▶ Фрагмент текста:
+++++

Страница 9 из 68
На языке цикад – пленительная смесь
Из грусти пушкинской и средиземской спеси,
Он завирается, с Орландом куролеся,
И содрогается, преображаясь весь…
В прологе к «Дон Кихоту» сказано, что хитроумный идальго «стал тягаться» именно с «Неистовым Роландом»; на деле же рыцарь избирает для подражания более традиционные образцы. Сказочные приключения «Орландо Фуриозо» – включая полет на Луну! – всё же граничили с издевательством над простодушным читателем.
Заигравшийся Дон Кихот на первых страницах романа напоминает какого-нибудь ополоумевшего ролевика, готового до хрипоты спорить о том, кто стоИт выше – Рыцарь Пламенного Меча или Ринальд Монтальванский. Но это в начале пути; а в конце – Самсон Карраско, и стадо свиней, и страшная смерть выздоровевшего Алонсо Кихано Доброго… Немудрено, что пуристы XVI века, знать не знавшие о массовой культуре, предъявляли рыцарским романам те же претензии, что современные критики – фэнтези.
«Очевиден тот вред, который в наших королевствах приносит юношам и девицам, а также всем остальным чтение лживых и вздорных книг… ибо, коль скоро молодежь от безделья только этим и увлекается, она привыкает к тому, о чем повествуется в прочитанных ею книгах: к любовным переживаниям, баталиям, прочему вздору; и, возбужденная, как только предоставляется малейшая возможность, очертя голову бросается ее использовать…»А вслед за этим, как говорится, оргвыводы. Переиздания – запретить; тиражи – конфисковать и сжечь; новосозданные тексты – в цензуру. Аминь.
Автор «Дон Кихота» прекрасно понимал, чем заканчиваются подобные начинания. Неслучайно разбор библиотеки Рыцаря Печального Образа производят люди культурные и доброжелательные (Сервантеса они читали и ценят!), но… устали, отвлеклись и в огонь отправилось всё.

+++++

▶ Исходные данные:
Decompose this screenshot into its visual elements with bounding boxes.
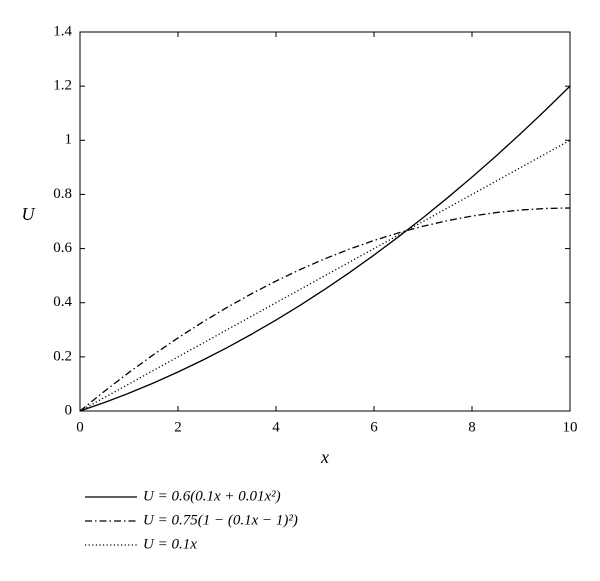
y-tick-label: 1.4 — [53, 23, 72, 39]
y-tick-label: 0 — [65, 402, 73, 418]
series-line — [79, 207, 571, 412]
y-tick-label: 0.6 — [53, 240, 72, 256]
x-tick-label: 8 — [468, 419, 476, 435]
legend-label: U = 0.75(1 − (0.1x − 1)²) — [143, 512, 298, 528]
y-tick-label: 0.2 — [53, 348, 72, 364]
legend-label: U = 0.1x — [143, 536, 197, 552]
x-tick-label: 0 — [76, 419, 84, 435]
x-tick-label: 4 — [272, 419, 280, 435]
y-tick-label: 1 — [65, 132, 73, 148]
x-tick-label: 10 — [563, 419, 578, 435]
plot-frame — [79, 31, 571, 412]
x-tick-label: 2 — [174, 419, 182, 435]
legend-label: U = 0.6(0.1x + 0.01x²) — [143, 488, 281, 504]
y-axis-label: U — [22, 204, 36, 224]
y-tick-label: 0.8 — [53, 186, 72, 202]
x-tick-label: 6 — [370, 419, 378, 435]
x-axis-label: x — [320, 447, 329, 467]
y-tick-label: 1.2 — [53, 78, 72, 94]
series-line — [79, 85, 571, 412]
series-line — [79, 139, 571, 412]
y-tick-label: 0.4 — [53, 294, 72, 310]
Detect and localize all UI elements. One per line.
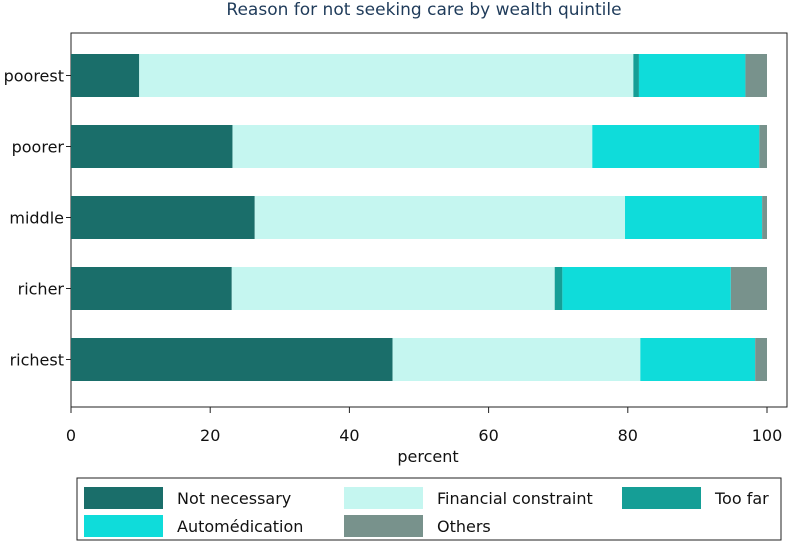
legend-label: Too far	[714, 489, 769, 508]
bar-segment-poorer-1	[232, 125, 593, 168]
bar-segment-poorest-0	[71, 54, 140, 97]
legend-swatch	[84, 487, 163, 509]
x-axis-label: percent	[397, 447, 458, 466]
bar-segment-richest-3	[640, 338, 756, 381]
legend-swatch	[84, 515, 163, 537]
legend-items: Not necessary Financial constraint Too far…	[84, 487, 769, 537]
bar-segment-richest-4	[755, 338, 767, 381]
legend-label: Automédication	[177, 517, 303, 536]
category-label: poorest	[4, 67, 64, 86]
legend-swatch	[622, 487, 701, 509]
bar-segment-poorest-1	[139, 54, 634, 97]
x-tick-label: 0	[66, 426, 76, 445]
bar-segment-middle-1	[254, 196, 626, 239]
x-tick-label: 80	[618, 426, 638, 445]
x-tick-label: 20	[200, 426, 220, 445]
bar-segment-richer-2	[554, 267, 563, 310]
legend-swatch	[344, 487, 423, 509]
legend-label: Others	[437, 517, 491, 536]
chart-title: Reason for not seeking care by wealth qu…	[226, 0, 621, 20]
x-axis-ticks: 0 20 40 60 80 100	[66, 407, 782, 445]
legend-swatch	[344, 515, 423, 537]
bar-segment-poorest-3	[638, 54, 746, 97]
category-label: poorer	[12, 138, 65, 157]
category-labels: poorest poorer middle richer richest	[4, 67, 71, 370]
x-tick-label: 40	[339, 426, 359, 445]
bar-segment-middle-4	[762, 196, 767, 239]
bars-group	[71, 54, 767, 381]
legend-label: Financial constraint	[437, 489, 593, 508]
bar-segment-richer-0	[71, 267, 232, 310]
bar-segment-richer-1	[231, 267, 555, 310]
bar-segment-poorest-2	[633, 54, 639, 97]
bar-segment-middle-0	[71, 196, 255, 239]
bar-segment-richest-0	[71, 338, 393, 381]
bar-segment-poorer-3	[592, 125, 760, 168]
category-label: richest	[10, 351, 64, 370]
bar-segment-poorer-4	[759, 125, 767, 168]
category-label: middle	[9, 209, 64, 228]
bar-segment-middle-3	[625, 196, 763, 239]
x-tick-label: 100	[752, 426, 783, 445]
category-label: richer	[18, 280, 65, 299]
legend-label: Not necessary	[177, 489, 291, 508]
bar-segment-poorest-4	[745, 54, 767, 97]
bar-segment-richer-3	[562, 267, 731, 310]
bar-segment-richer-4	[730, 267, 767, 310]
x-tick-label: 60	[478, 426, 498, 445]
bar-segment-poorer-0	[71, 125, 233, 168]
bar-segment-richest-1	[392, 338, 641, 381]
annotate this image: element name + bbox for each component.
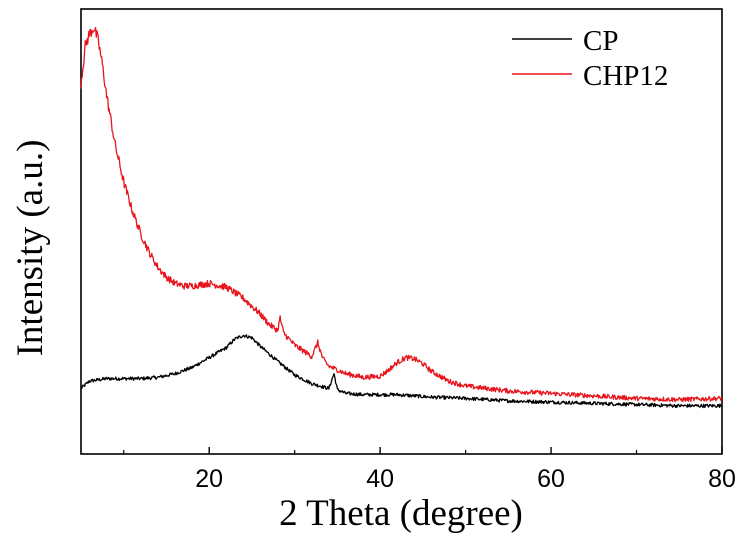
legend-label-cp: CP: [583, 25, 618, 57]
x-axis-ticks: 20 40 60 80: [123, 447, 736, 493]
x-tick-label: 80: [708, 465, 736, 493]
x-tick-label: 20: [195, 465, 223, 493]
x-tick-label: 60: [537, 465, 565, 493]
plot-frame: [80, 8, 723, 455]
y-axis-title: Intensity (a.u.): [10, 140, 51, 357]
series-line-cp: [80, 334, 723, 409]
legend: CP CHP12: [512, 25, 668, 92]
x-axis-title: 2 Theta (degree): [279, 493, 523, 534]
series-layer: [80, 26, 723, 409]
series-line-chp12: [80, 26, 723, 403]
legend-label-chp12: CHP12: [583, 60, 668, 92]
x-tick-label: 40: [366, 465, 394, 493]
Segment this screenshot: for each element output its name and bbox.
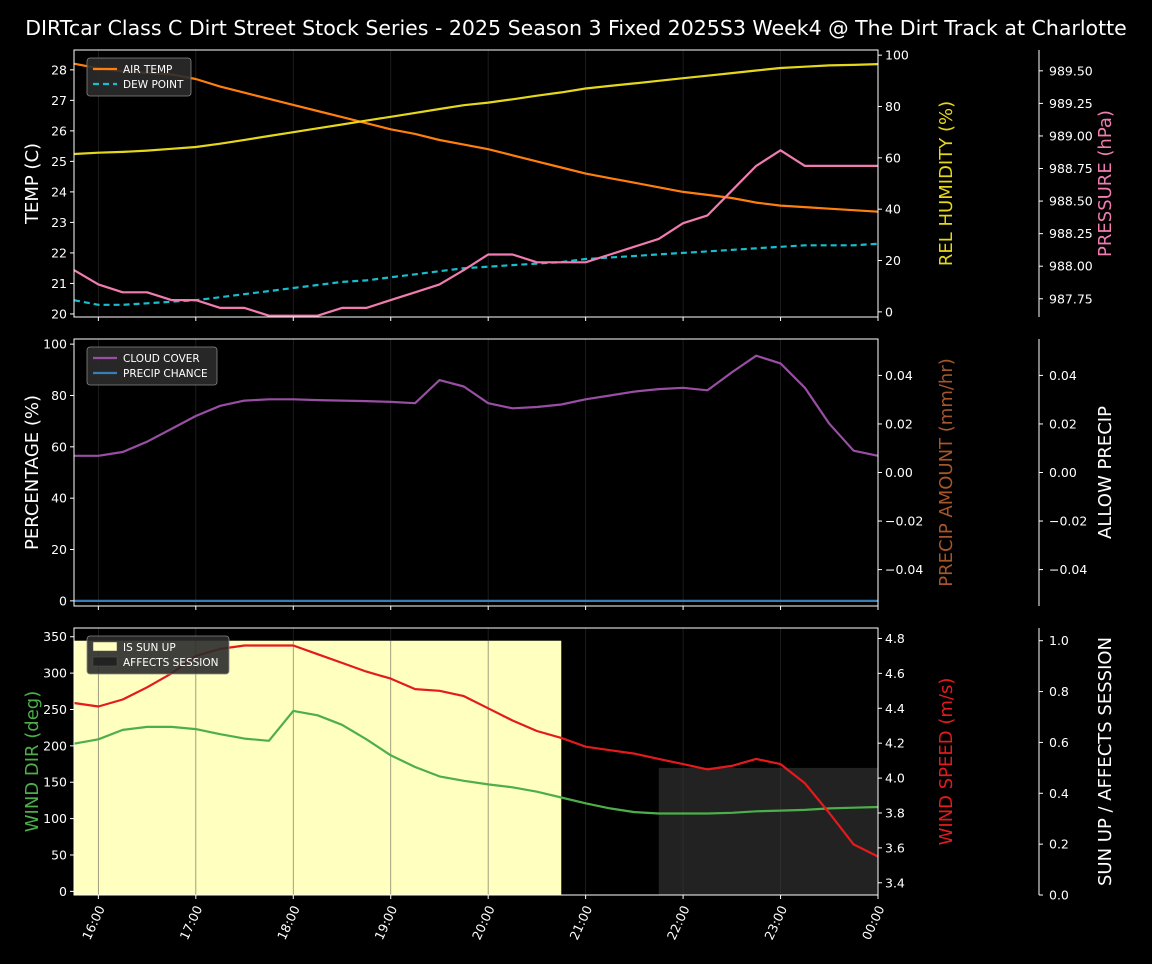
panel-weather: 20 21 22 23 24 25 26 27 28 0 20 40 60 80 100 987.75 988.… [22,48,1116,322]
y3-tick-label: 0.02 [1049,416,1077,431]
y3-tick-label: 0.0 [1049,888,1069,903]
y2-tick-label: 3.8 [885,805,905,820]
y2-tick-label: 0.04 [885,368,913,383]
y-tick-label: 20 [51,542,67,557]
legend-label: IS SUN UP [123,642,176,654]
y-tick-label: 24 [51,184,67,199]
y3-tick-label: 988.25 [1049,226,1093,241]
legend-swatch [92,641,118,652]
legend [86,346,218,386]
y2-tick-label: 3.4 [885,875,905,890]
y-axis-label: TEMP (C) [22,143,43,225]
series-line-0-0 [73,62,879,213]
y3-tick-label: 0.6 [1049,735,1069,750]
y-tick-label: 28 [51,62,67,77]
y2-tick-label: 0.02 [885,416,913,431]
y3-axis-label: ALLOW PRECIP [1095,406,1116,539]
legend-label: CLOUD COVER [123,353,200,365]
legend-swatch [92,656,118,667]
y2-tick-label: 100 [885,48,909,63]
y-tick-label: 60 [51,439,67,454]
chart-title: DIRTcar Class C Dirt Street Stock Series… [25,16,1127,40]
plot-frame [73,627,879,896]
y3-tick-label: 989.50 [1049,63,1093,78]
y2-tick-label: 4.6 [885,666,905,681]
panel-clouds: 0 20 40 60 80 100 −0.04 −0.02 0.00 0.02 0.04 −0.04 −… [22,337,1116,610]
y-tick-label: 0 [59,884,67,899]
y2-tick-label: 4.8 [885,631,905,646]
y2-tick-label: −0.04 [885,562,923,577]
y2-tick-label: 4.4 [885,701,905,716]
y-tick-label: 23 [51,215,67,230]
y-tick-label: 22 [51,245,67,260]
y3-tick-label: 987.75 [1049,291,1093,306]
y3-tick-label: 0.00 [1049,465,1077,480]
series-line-0-1 [73,242,879,306]
legend-label: AIR TEMP [123,64,172,76]
y2-tick-label: 0.00 [885,465,913,480]
y-tick-label: 40 [51,491,67,506]
y3-tick-label: 989.00 [1049,128,1093,143]
y-tick-label: 25 [51,154,67,169]
y-tick-label: 50 [51,847,67,862]
y-axis-label: PERCENTAGE (%) [22,395,43,550]
y3-tick-label: 1.0 [1049,633,1069,648]
plot-frame [73,49,879,318]
y3-tick-label: 0.8 [1049,684,1069,699]
y-tick-label: 100 [43,337,67,352]
legend [86,635,230,675]
y-tick-label: 300 [43,666,67,681]
y3-tick-label: 0.2 [1049,837,1069,852]
y3-axis-label: SUN UP / AFFECTS SESSION [1095,637,1116,886]
panel-wind: 0 50 100 150 200 250 300 350 3.4 3.6 3.8 4.0 4.2 4.4 4… [22,627,1116,903]
y2-tick-label: 40 [885,202,901,217]
y3-tick-label: 988.75 [1049,161,1093,176]
series-line-2-0 [73,709,879,815]
y-tick-label: 26 [51,123,67,138]
y3-tick-label: 988.00 [1049,259,1093,274]
y3-tick-label: −0.02 [1049,514,1087,529]
y-tick-label: 80 [51,388,67,403]
y2-axis-label: REL HUMIDITY (%) [936,101,957,266]
y-tick-label: 0 [59,593,67,608]
y-axis-label: WIND DIR (deg) [22,691,43,833]
y3-tick-label: 988.50 [1049,194,1093,209]
legend-label: DEW POINT [123,79,184,91]
legend-label: AFFECTS SESSION [123,657,219,669]
y2-axis-label: WIND SPEED (m/s) [936,678,957,846]
y2-axis-label: PRECIP AMOUNT (mm/hr) [936,358,957,587]
y2-tick-label: 60 [885,150,901,165]
y3-tick-label: −0.04 [1049,562,1087,577]
y2-tick-label: 4.2 [885,736,905,751]
y-tick-label: 250 [43,702,67,717]
y2-tick-label: 0 [885,304,893,319]
y-tick-label: 21 [51,276,67,291]
y-tick-label: 20 [51,306,67,321]
y2-tick-label: 3.6 [885,840,905,855]
y-tick-label: 350 [43,629,67,644]
series-line-0-2 [73,63,879,156]
series-line-0-3 [73,149,878,317]
y-tick-label: 200 [43,738,67,753]
y-tick-label: 150 [43,775,67,790]
y2-tick-label: 20 [885,253,901,268]
y2-tick-label: 4.0 [885,771,905,786]
y3-tick-label: 0.04 [1049,368,1077,383]
y3-tick-label: 0.4 [1049,786,1069,801]
y3-tick-label: 989.25 [1049,96,1093,111]
legend [86,57,192,97]
y-tick-label: 100 [43,811,67,826]
legend-label: PRECIP CHANCE [123,368,208,380]
band-affects-session [658,767,878,895]
series-line-1-0 [74,354,879,457]
y2-tick-label: −0.02 [885,514,923,529]
y3-axis-label: PRESSURE (hPa) [1095,110,1116,257]
y2-tick-label: 80 [885,99,901,114]
y-tick-label: 27 [51,93,67,108]
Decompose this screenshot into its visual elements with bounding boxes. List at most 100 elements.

+++++

▶ Задания:
#1 Перепишите слово в слово строки данных, начиная со строки с «y-tick-label: 1.4 — [53, 23, 72, 39]» и заканчивая строкой с «y-tick-label: 1.2 — [53, 78, 72, 94]». Обе граничные строки включите.
#2 Напишите продолжение текста о «Дон Кихоте» и рыцарских романах. Начните сразу после его последнего предложения.

▶ Ответы:
#1
y-tick-label: 1.4 — [53, 23, 72, 39]
y-tick-label: 0 — [65, 402, 73, 418]
series-line — [79, 207, 571, 412]
y-tick-label: 0.6 — [53, 240, 72, 256]
x-tick-label: 8 — [468, 419, 476, 435]
legend-label: U = 0.75(1 − (0.1x − 1)²) — [143, 512, 298, 528]
y-tick-label: 0.2 — [53, 348, 72, 364]
legend-label: U = 0.1x — [143, 536, 197, 552]
x-tick-label: 0 — [76, 419, 84, 435]
x-tick-label: 4 — [272, 419, 280, 435]
y-tick-label: 1 — [65, 132, 73, 148]
x-tick-label: 10 — [563, 419, 578, 435]
plot-frame — [79, 31, 571, 412]
x-tick-label: 2 — [174, 419, 182, 435]
legend-label: U = 0.6(0.1x + 0.01x²) — [143, 488, 281, 504]
y-axis-label: U — [22, 204, 36, 224]
y-tick-label: 0.8 — [53, 186, 72, 202]
x-tick-label: 6 — [370, 419, 378, 435]
x-axis-label: x — [320, 447, 329, 467]
y-tick-label: 1.2 — [53, 78, 72, 94]

#2
Жестокий век? Жестокие сердца? Именно так – и более того. Ведь и Дон Кихот предлагает отправить на костер всех, кто кощунственно отзывается об «Амадисе». В современной фэнтези многажды возникала тема смены культурных, а, вернее, мифологических эпох. «Белый Христос» сметает языческих богов, эльфы уплывают на Заокраинный Запад, измельчавшие хоббиты мрачно уходят в полые холмы… Не менее интересен – и почти не описан – иной перелом. Артуровский мир, в котором сошлись на поединке магия Мерлина и чары Морганы, сменяется миром ведьм и темных колдунов. «В среду после Вита 1528 года приказано некоему человеку, называвшему себя доктором Георгом Фаустом из Гейдельберга, искать себе пропитания в другом месте [за пределами Ингольштадта] и взято с него обещание властям за этот приказ не мстить и никаких неприятностей им не учинять…».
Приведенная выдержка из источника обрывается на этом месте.